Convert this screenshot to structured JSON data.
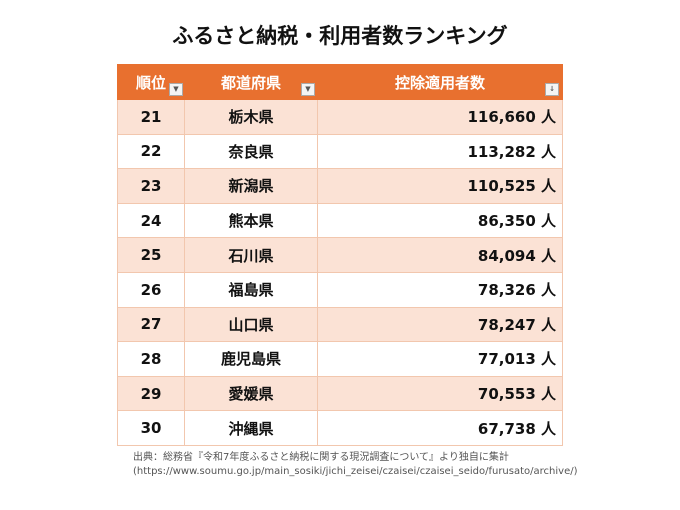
{
  "title": "ふるさと納税・利用者数ランキング",
  "headers": [
    "順位",
    "都道府県",
    "控除適用者数"
  ],
  "icons": {
    "filter": "dropdown-filter-icon",
    "sort": "sort-descending-icon"
  },
  "colors": {
    "header": "#e8702f",
    "stripe": "#fbe2d5"
  },
  "rows": [
    [
      "21",
      "栃木県",
      "116,660 人"
    ],
    [
      "22",
      "奈良県",
      "113,282 人"
    ],
    [
      "23",
      "新潟県",
      "110,525 人"
    ],
    [
      "24",
      "熊本県",
      "86,350 人"
    ],
    [
      "25",
      "石川県",
      "84,094 人"
    ],
    [
      "26",
      "福島県",
      "78,326 人"
    ],
    [
      "27",
      "山口県",
      "78,247 人"
    ],
    [
      "28",
      "鹿児島県",
      "77,013 人"
    ],
    [
      "29",
      "愛媛県",
      "70,553 人"
    ],
    [
      "30",
      "沖縄県",
      "67,738 人"
    ]
  ],
  "source": [
    "出典：総務省『令和7年度ふるさと納税に関する現況調査について』より独自に集計",
    "(https://www.soumu.go.jp/main_sosiki/jichi_zeisei/czaisei/czaisei_seido/furusato/archive/)"
  ]
}
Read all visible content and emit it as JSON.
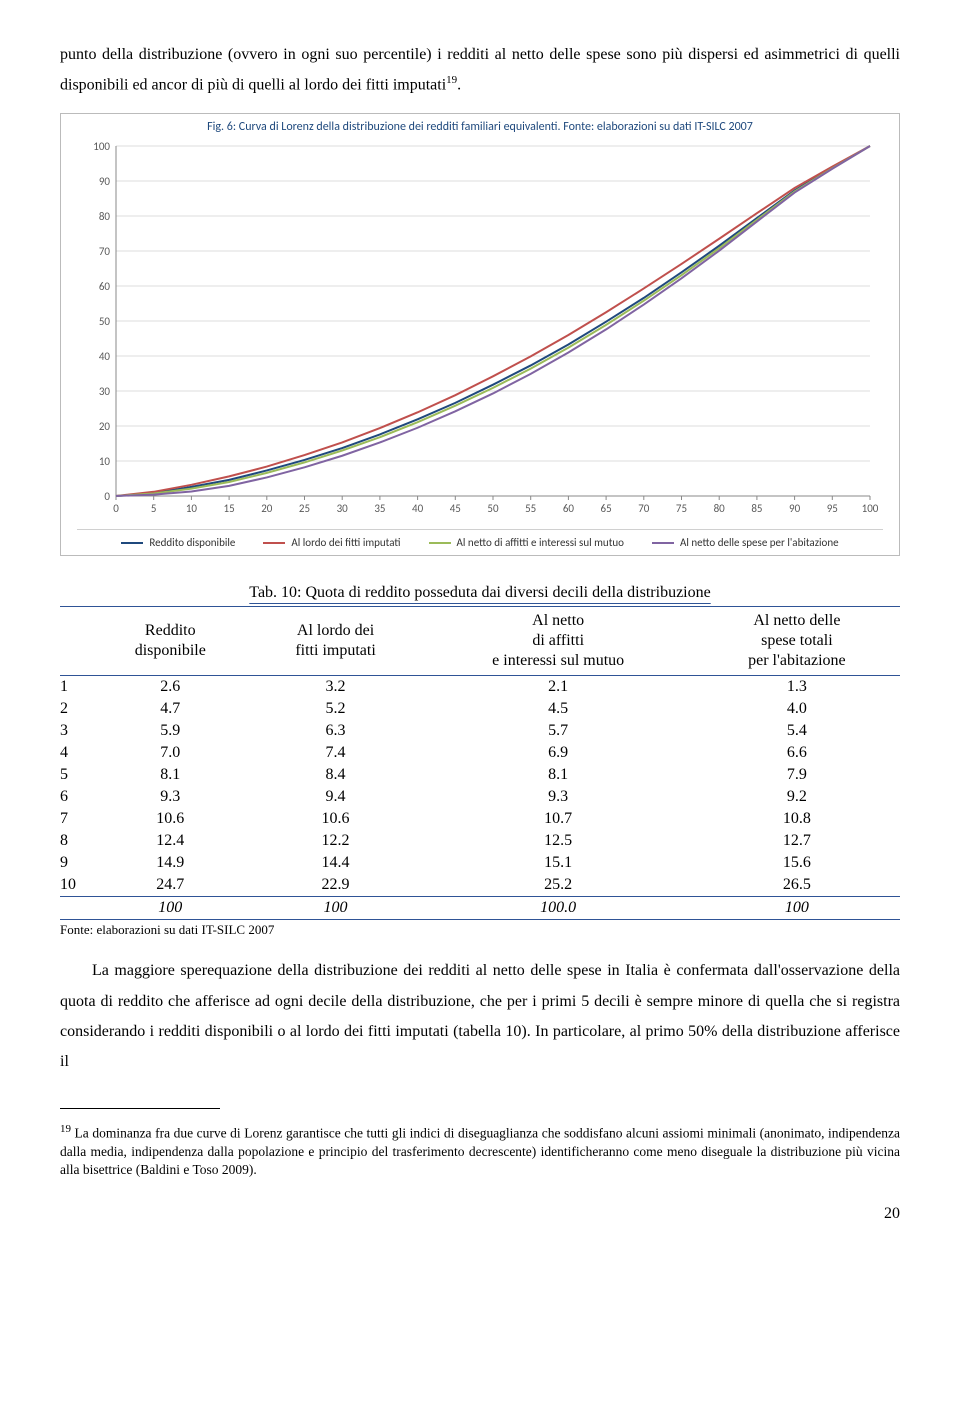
{
  "para1": "punto della distribuzione (ovvero in ogni suo percentile) i redditi al netto delle spese sono più dispersi ed asimmetrici di quelli disponibili ed ancor di più di quelli al lordo dei fitti imputati",
  "para1_sup": "19",
  "para1_end": ".",
  "chart": {
    "title": "Fig. 6: Curva di Lorenz della distribuzione dei redditi familiari equivalenti. Fonte: elaborazioni su dati IT-SILC 2007",
    "xticks": [
      0,
      5,
      10,
      15,
      20,
      25,
      30,
      35,
      40,
      45,
      50,
      55,
      60,
      65,
      70,
      75,
      80,
      85,
      90,
      95,
      100
    ],
    "yticks": [
      0,
      10,
      20,
      30,
      40,
      50,
      60,
      70,
      80,
      90,
      100
    ],
    "grid_color": "#dcdcdc",
    "background": "#ffffff",
    "series": [
      {
        "label": "Reddito disponibile",
        "color": "#1f497d",
        "points": [
          [
            0,
            0
          ],
          [
            5,
            0.8
          ],
          [
            10,
            2.6
          ],
          [
            15,
            4.6
          ],
          [
            20,
            7.3
          ],
          [
            25,
            10.3
          ],
          [
            30,
            13.7
          ],
          [
            35,
            17.6
          ],
          [
            40,
            21.9
          ],
          [
            45,
            26.6
          ],
          [
            50,
            31.8
          ],
          [
            55,
            37.3
          ],
          [
            60,
            43.3
          ],
          [
            65,
            49.8
          ],
          [
            70,
            56.6
          ],
          [
            75,
            63.9
          ],
          [
            80,
            71.5
          ],
          [
            85,
            79.4
          ],
          [
            90,
            87.3
          ],
          [
            95,
            93.8
          ],
          [
            100,
            100
          ]
        ]
      },
      {
        "label": "Al lordo dei fitti imputati",
        "color": "#c0504d",
        "points": [
          [
            0,
            0
          ],
          [
            5,
            1.2
          ],
          [
            10,
            3.2
          ],
          [
            15,
            5.6
          ],
          [
            20,
            8.4
          ],
          [
            25,
            11.7
          ],
          [
            30,
            15.3
          ],
          [
            35,
            19.4
          ],
          [
            40,
            23.9
          ],
          [
            45,
            28.8
          ],
          [
            50,
            34.2
          ],
          [
            55,
            39.9
          ],
          [
            60,
            46.0
          ],
          [
            65,
            52.5
          ],
          [
            70,
            59.3
          ],
          [
            75,
            66.3
          ],
          [
            80,
            73.5
          ],
          [
            85,
            80.8
          ],
          [
            90,
            88.0
          ],
          [
            95,
            94.1
          ],
          [
            100,
            100
          ]
        ]
      },
      {
        "label": "Al netto di affitti e interessi sul mutuo",
        "color": "#9bbb59",
        "points": [
          [
            0,
            0
          ],
          [
            5,
            0.7
          ],
          [
            10,
            2.1
          ],
          [
            15,
            4.0
          ],
          [
            20,
            6.6
          ],
          [
            25,
            9.6
          ],
          [
            30,
            13.0
          ],
          [
            35,
            16.8
          ],
          [
            40,
            21.1
          ],
          [
            45,
            25.8
          ],
          [
            50,
            30.9
          ],
          [
            55,
            36.4
          ],
          [
            60,
            42.4
          ],
          [
            65,
            48.9
          ],
          [
            70,
            55.8
          ],
          [
            75,
            63.1
          ],
          [
            80,
            70.8
          ],
          [
            85,
            78.9
          ],
          [
            90,
            87.0
          ],
          [
            95,
            93.6
          ],
          [
            100,
            100
          ]
        ]
      },
      {
        "label": "Al netto delle spese per l'abitazione",
        "color": "#8064a2",
        "points": [
          [
            0,
            0
          ],
          [
            5,
            0.4
          ],
          [
            10,
            1.3
          ],
          [
            15,
            2.9
          ],
          [
            20,
            5.3
          ],
          [
            25,
            8.2
          ],
          [
            30,
            11.5
          ],
          [
            35,
            15.3
          ],
          [
            40,
            19.5
          ],
          [
            45,
            24.2
          ],
          [
            50,
            29.3
          ],
          [
            55,
            34.9
          ],
          [
            60,
            41.0
          ],
          [
            65,
            47.6
          ],
          [
            70,
            54.7
          ],
          [
            75,
            62.2
          ],
          [
            80,
            70.1
          ],
          [
            85,
            78.4
          ],
          [
            90,
            86.7
          ],
          [
            95,
            93.5
          ],
          [
            100,
            100
          ]
        ]
      }
    ]
  },
  "table": {
    "title": "Tab. 10: Quota di reddito posseduta dai diversi decili della distribuzione",
    "headers": [
      "",
      "Reddito\ndisponibile",
      "Al lordo dei\nfitti imputati",
      "Al netto\ndi affitti\ne interessi sul mutuo",
      "Al netto delle\nspese totali\nper l'abitazione"
    ],
    "rows": [
      [
        "1",
        "2.6",
        "3.2",
        "2.1",
        "1.3"
      ],
      [
        "2",
        "4.7",
        "5.2",
        "4.5",
        "4.0"
      ],
      [
        "3",
        "5.9",
        "6.3",
        "5.7",
        "5.4"
      ],
      [
        "4",
        "7.0",
        "7.4",
        "6.9",
        "6.6"
      ],
      [
        "5",
        "8.1",
        "8.4",
        "8.1",
        "7.9"
      ],
      [
        "6",
        "9.3",
        "9.4",
        "9.3",
        "9.2"
      ],
      [
        "7",
        "10.6",
        "10.6",
        "10.7",
        "10.8"
      ],
      [
        "8",
        "12.4",
        "12.2",
        "12.5",
        "12.7"
      ],
      [
        "9",
        "14.9",
        "14.4",
        "15.1",
        "15.6"
      ],
      [
        "10",
        "24.7",
        "22.9",
        "25.2",
        "26.5"
      ]
    ],
    "totals": [
      "",
      "100",
      "100",
      "100.0",
      "100"
    ]
  },
  "source": "Fonte: elaborazioni su dati IT-SILC 2007",
  "para2": "La maggiore sperequazione della distribuzione dei redditi al netto delle spese in Italia è confermata dall'osservazione della quota di reddito che afferisce ad ogni decile della distribuzione, che per i primi 5 decili è sempre minore di quella che si registra considerando i redditi disponibili o al lordo dei fitti imputati (tabella 10). In particolare, al primo 50% della distribuzione afferisce il",
  "footnote_num": "19",
  "footnote_text": " La dominanza fra due curve di Lorenz garantisce che tutti gli indici di diseguaglianza che soddisfano alcuni assiomi minimali (anonimato, indipendenza dalla media, indipendenza dalla popolazione e principio del trasferimento decrescente) identificheranno come meno diseguale la distribuzione più vicina alla bisettrice (Baldini e Toso 2009).",
  "page_number": "20"
}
※ ※ ※
## Goal:
Leave the pictures out, and print every line of the listing exactly as written.

## Output below:
Convert this screenshot to structured JSON data.
{
  "title": "ふるさと納税・利用者数ランキング",
  "headers": [
    "順位",
    "都道府県",
    "控除適用者数"
  ],
  "icons": {
    "filter": "dropdown-filter-icon",
    "sort": "sort-descending-icon"
  },
  "colors": {
    "header": "#e8702f",
    "stripe": "#fbe2d5"
  },
  "rows": [
    [
      "21",
      "栃木県",
      "116,660 人"
    ],
    [
      "22",
      "奈良県",
      "113,282 人"
    ],
    [
      "23",
      "新潟県",
      "110,525 人"
    ],
    [
      "24",
      "熊本県",
      "86,350 人"
    ],
    [
      "25",
      "石川県",
      "84,094 人"
    ],
    [
      "26",
      "福島県",
      "78,326 人"
    ],
    [
      "27",
      "山口県",
      "78,247 人"
    ],
    [
      "28",
      "鹿児島県",
      "77,013 人"
    ],
    [
      "29",
      "愛媛県",
      "70,553 人"
    ],
    [
      "30",
      "沖縄県",
      "67,738 人"
    ]
  ],
  "source": [
    "出典：総務省『令和7年度ふるさと納税に関する現況調査について』より独自に集計",
    "(https://www.soumu.go.jp/main_sosiki/jichi_zeisei/czaisei/czaisei_seido/furusato/archive/)"
  ]
}
Read all visible content and emit it as JSON.
{
  "para1": "punto della distribuzione (ovvero in ogni suo percentile) i redditi al netto delle spese sono più dispersi ed asimmetrici di quelli disponibili ed ancor di più di quelli al lordo dei fitti imputati",
  "para1_sup": "19",
  "para1_end": ".",
  "chart": {
    "title": "Fig. 6: Curva di Lorenz della distribuzione dei redditi familiari equivalenti. Fonte: elaborazioni su dati IT-SILC 2007",
    "xticks": [
      0,
      5,
      10,
      15,
      20,
      25,
      30,
      35,
      40,
      45,
      50,
      55,
      60,
      65,
      70,
      75,
      80,
      85,
      90,
      95,
      100
    ],
    "yticks": [
      0,
      10,
      20,
      30,
      40,
      50,
      60,
      70,
      80,
      90,
      100
    ],
    "grid_color": "#dcdcdc",
    "background": "#ffffff",
    "series": [
      {
        "label": "Reddito disponibile",
        "color": "#1f497d",
        "points": [
          [
            0,
            0
          ],
          [
            5,
            0.8
          ],
          [
            10,
            2.6
          ],
          [
            15,
            4.6
          ],
          [
            20,
            7.3
          ],
          [
            25,
            10.3
          ],
          [
            30,
            13.7
          ],
          [
            35,
            17.6
          ],
          [
            40,
            21.9
          ],
          [
            45,
            26.6
          ],
          [
            50,
            31.8
          ],
          [
            55,
            37.3
          ],
          [
            60,
            43.3
          ],
          [
            65,
            49.8
          ],
          [
            70,
            56.6
          ],
          [
            75,
            63.9
          ],
          [
            80,
            71.5
          ],
          [
            85,
            79.4
          ],
          [
            90,
            87.3
          ],
          [
            95,
            93.8
          ],
          [
            100,
            100
          ]
        ]
      },
      {
        "label": "Al lordo dei fitti imputati",
        "color": "#c0504d",
        "points": [
          [
            0,
            0
          ],
          [
            5,
            1.2
          ],
          [
            10,
            3.2
          ],
          [
            15,
            5.6
          ],
          [
            20,
            8.4
          ],
          [
            25,
            11.7
          ],
          [
            30,
            15.3
          ],
          [
            35,
            19.4
          ],
          [
            40,
            23.9
          ],
          [
            45,
            28.8
          ],
          [
            50,
            34.2
          ],
          [
            55,
            39.9
          ],
          [
            60,
            46.0
          ],
          [
            65,
            52.5
          ],
          [
            70,
            59.3
          ],
          [
            75,
            66.3
          ],
          [
            80,
            73.5
          ],
          [
            85,
            80.8
          ],
          [
            90,
            88.0
          ],
          [
            95,
            94.1
          ],
          [
            100,
            100
          ]
        ]
      },
      {
        "label": "Al netto di affitti e interessi sul mutuo",
        "color": "#9bbb59",
        "points": [
          [
            0,
            0
          ],
          [
            5,
            0.7
          ],
          [
            10,
            2.1
          ],
          [
            15,
            4.0
          ],
          [
            20,
            6.6
          ],
          [
            25,
            9.6
          ],
          [
            30,
            13.0
          ],
          [
            35,
            16.8
          ],
          [
            40,
            21.1
          ],
          [
            45,
            25.8
          ],
          [
            50,
            30.9
          ],
          [
            55,
            36.4
          ],
          [
            60,
            42.4
          ],
          [
            65,
            48.9
          ],
          [
            70,
            55.8
          ],
          [
            75,
            63.1
          ],
          [
            80,
            70.8
          ],
          [
            85,
            78.9
          ],
          [
            90,
            87.0
          ],
          [
            95,
            93.6
          ],
          [
            100,
            100
          ]
        ]
      },
      {
        "label": "Al netto delle spese per l'abitazione",
        "color": "#8064a2",
        "points": [
          [
            0,
            0
          ],
          [
            5,
            0.4
          ],
          [
            10,
            1.3
          ],
          [
            15,
            2.9
          ],
          [
            20,
            5.3
          ],
          [
            25,
            8.2
          ],
          [
            30,
            11.5
          ],
          [
            35,
            15.3
          ],
          [
            40,
            19.5
          ],
          [
            45,
            24.2
          ],
          [
            50,
            29.3
          ],
          [
            55,
            34.9
          ],
          [
            60,
            41.0
          ],
          [
            65,
            47.6
          ],
          [
            70,
            54.7
          ],
          [
            75,
            62.2
          ],
          [
            80,
            70.1
          ],
          [
            85,
            78.4
          ],
          [
            90,
            86.7
          ],
          [
            95,
            93.5
          ],
          [
            100,
            100
          ]
        ]
      }
    ]
  },
  "table": {
    "title": "Tab. 10: Quota di reddito posseduta dai diversi decili della distribuzione",
    "headers": [
      "",
      "Reddito\ndisponibile",
      "Al lordo dei\nfitti imputati",
      "Al netto\ndi affitti\ne interessi sul mutuo",
      "Al netto delle\nspese totali\nper l'abitazione"
    ],
    "rows": [
      [
        "1",
        "2.6",
        "3.2",
        "2.1",
        "1.3"
      ],
      [
        "2",
        "4.7",
        "5.2",
        "4.5",
        "4.0"
      ],
      [
        "3",
        "5.9",
        "6.3",
        "5.7",
        "5.4"
      ],
      [
        "4",
        "7.0",
        "7.4",
        "6.9",
        "6.6"
      ],
      [
        "5",
        "8.1",
        "8.4",
        "8.1",
        "7.9"
      ],
      [
        "6",
        "9.3",
        "9.4",
        "9.3",
        "9.2"
      ],
      [
        "7",
        "10.6",
        "10.6",
        "10.7",
        "10.8"
      ],
      [
        "8",
        "12.4",
        "12.2",
        "12.5",
        "12.7"
      ],
      [
        "9",
        "14.9",
        "14.4",
        "15.1",
        "15.6"
      ],
      [
        "10",
        "24.7",
        "22.9",
        "25.2",
        "26.5"
      ]
    ],
    "totals": [
      "",
      "100",
      "100",
      "100.0",
      "100"
    ]
  },
  "source": "Fonte: elaborazioni su dati IT-SILC 2007",
  "para2": "La maggiore sperequazione della distribuzione dei redditi al netto delle spese in Italia è confermata dall'osservazione della quota di reddito che afferisce ad ogni decile della distribuzione, che per i primi 5 decili è sempre minore di quella che si registra considerando i redditi disponibili o al lordo dei fitti imputati (tabella 10). In particolare, al primo 50% della distribuzione afferisce il",
  "footnote_num": "19",
  "footnote_text": " La dominanza fra due curve di Lorenz garantisce che tutti gli indici di diseguaglianza che soddisfano alcuni assiomi minimali (anonimato, indipendenza dalla media, indipendenza dalla popolazione e principio del trasferimento decrescente) identificheranno come meno diseguale la distribuzione più vicina alla bisettrice (Baldini e Toso 2009).",
  "page_number": "20"
}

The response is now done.